WHAT IS NEEDED: Output every entry exactly as written, skipping any pictures.

--------------------------------------------------

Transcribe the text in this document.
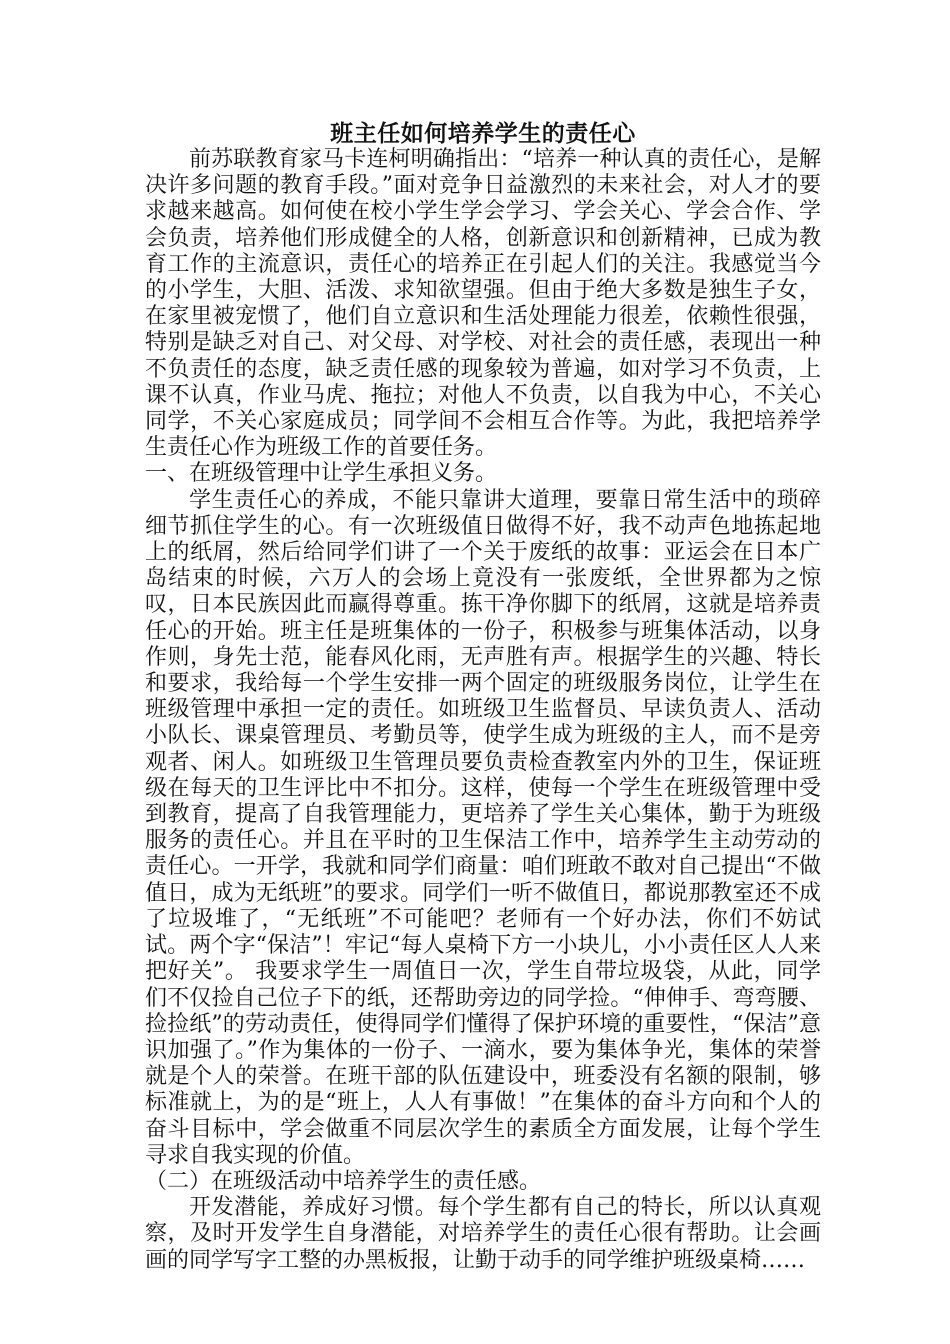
班主任如何培养学生的责任心

前苏联教育家马卡连柯明确指出：“培养一种认真的责任心，是解决许多问题的教育手段。”面对竞争日益激烈的未来社会，对人才的要求越来越高。如何使在校小学生学会学习、学会关心、学会合作、学会负责，培养他们形成健全的人格，创新意识和创新精神，已成为教育工作的主流意识，责任心的培养正在引起人们的关注。我感觉当今的小学生，大胆、活泼、求知欲望强。但由于绝大多数是独生子女，在家里被宠惯了，他们自立意识和生活处理能力很差，依赖性很强，特别是缺乏对自己、对父母、对学校、对社会的责任感，表现出一种不负责任的态度，缺乏责任感的现象较为普遍，如对学习不负责，上课不认真，作业马虎、拖拉；对他人不负责，以自我为中心，不关心同学，不关心家庭成员；同学间不会相互合作等。为此，我把培养学生责任心作为班级工作的首要任务。

一、在班级管理中让学生承担义务。

学生责任心的养成，不能只靠讲大道理，要靠日常生活中的琐碎细节抓住学生的心。有一次班级值日做得不好，我不动声色地拣起地上的纸屑，然后给同学们讲了一个关于废纸的故事：亚运会在日本广岛结束的时候，六万人的会场上竟没有一张废纸，全世界都为之惊叹，日本民族因此而赢得尊重。拣干净你脚下的纸屑，这就是培养责任心的开始。班主任是班集体的一份子，积极参与班集体活动，以身作则，身先士范，能春风化雨，无声胜有声。根据学生的兴趣、特长和要求，我给每一个学生安排一两个固定的班级服务岗位，让学生在班级管理中承担一定的责任。如班级卫生监督员、早读负责人、活动小队长、课桌管理员、考勤员等，使学生成为班级的主人，而不是旁观者、闲人。如班级卫生管理员要负责检查教室内外的卫生，保证班级在每天的卫生评比中不扣分。这样，使每一个学生在班级管理中受到教育，提高了自我管理能力，更培养了学生关心集体，勤于为班级服务的责任心。并且在平时的卫生保洁工作中，培养学生主动劳动的责任心。一开学，我就和同学们商量：咱们班敢不敢对自己提出“不做值日，成为无纸班”的要求。同学们一听不做值日，都说那教室还不成了垃圾堆了，“无纸班”不可能吧？老师有一个好办法，你们不妨试试。两个字“保洁”！牢记“每人桌椅下方一小块儿，小小责任区人人来把好关”。 我要求学生一周值日一次，学生自带垃圾袋，从此，同学们不仅捡自己位子下的纸，还帮助旁边的同学捡。“伸伸手、弯弯腰、捡捡纸”的劳动责任，使得同学们懂得了保护环境的重要性，“保洁”意识加强了。”作为集体的一份子、一滴水，要为集体争光，集体的荣誉就是个人的荣誉。在班干部的队伍建设中，班委没有名额的限制，够标准就上，为的是“班上，人人有事做！”在集体的奋斗方向和个人的奋斗目标中，学会做重不同层次学生的素质全方面发展，让每个学生寻求自我实现的价值。

（二）在班级活动中培养学生的责任感。

开发潜能，养成好习惯。每个学生都有自己的特长，所以认真观察，及时开发学生自身潜能，对培养学生的责任心很有帮助。让会画画的同学写字工整的办黑板报，让勤于动手的同学维护班级桌椅……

--------------------------------------------------

RESULT FOR THIS EXERCISE:
Transcribe the text in this document.
班主任如何培养学生的责任心

前苏联教育家马卡连柯明确指出：“培养一种认真的责任心，是解决许多问题的教育手段。”面对竞争日益激烈的未来社会，对人才的要求越来越高。如何使在校小学生学会学习、学会关心、学会合作、学会负责，培养他们形成健全的人格，创新意识和创新精神，已成为教育工作的主流意识，责任心的培养正在引起人们的关注。我感觉当今的小学生，大胆、活泼、求知欲望强。但由于绝大多数是独生子女，在家里被宠惯了，他们自立意识和生活处理能力很差，依赖性很强，特别是缺乏对自己、对父母、对学校、对社会的责任感，表现出一种不负责任的态度，缺乏责任感的现象较为普遍，如对学习不负责，上课不认真，作业马虎、拖拉；对他人不负责，以自我为中心，不关心同学，不关心家庭成员；同学间不会相互合作等。为此，我把培养学生责任心作为班级工作的首要任务。

一、在班级管理中让学生承担义务。

学生责任心的养成，不能只靠讲大道理，要靠日常生活中的琐碎细节抓住学生的心。有一次班级值日做得不好，我不动声色地拣起地上的纸屑，然后给同学们讲了一个关于废纸的故事：亚运会在日本广岛结束的时候，六万人的会场上竟没有一张废纸，全世界都为之惊叹，日本民族因此而赢得尊重。拣干净你脚下的纸屑，这就是培养责任心的开始。班主任是班集体的一份子，积极参与班集体活动，以身作则，身先士范，能春风化雨，无声胜有声。根据学生的兴趣、特长和要求，我给每一个学生安排一两个固定的班级服务岗位，让学生在班级管理中承担一定的责任。如班级卫生监督员、早读负责人、活动小队长、课桌管理员、考勤员等，使学生成为班级的主人，而不是旁观者、闲人。如班级卫生管理员要负责检查教室内外的卫生，保证班级在每天的卫生评比中不扣分。这样，使每一个学生在班级管理中受到教育，提高了自我管理能力，更培养了学生关心集体，勤于为班级服务的责任心。并且在平时的卫生保洁工作中，培养学生主动劳动的责任心。一开学，我就和同学们商量：咱们班敢不敢对自己提出“不做值日，成为无纸班”的要求。同学们一听不做值日，都说那教室还不成了垃圾堆了，“无纸班”不可能吧？老师有一个好办法，你们不妨试试。两个字“保洁”！牢记“每人桌椅下方一小块儿，小小责任区人人来把好关”。 我要求学生一周值日一次，学生自带垃圾袋，从此，同学们不仅捡自己位子下的纸，还帮助旁边的同学捡。“伸伸手、弯弯腰、捡捡纸”的劳动责任，使得同学们懂得了保护环境的重要性，“保洁”意识加强了。”作为集体的一份子、一滴水，要为集体争光，集体的荣誉就是个人的荣誉。在班干部的队伍建设中，班委没有名额的限制，够标准就上，为的是“班上，人人有事做！”在集体的奋斗方向和个人的奋斗目标中，学会做重不同层次学生的素质全方面发展，让每个学生寻求自我实现的价值。

（二）在班级活动中培养学生的责任感。

开发潜能，养成好习惯。每个学生都有自己的特长，所以认真观察，及时开发学生自身潜能，对培养学生的责任心很有帮助。让会画画的同学写字工整的办黑板报，让勤于动手的同学维护班级桌椅……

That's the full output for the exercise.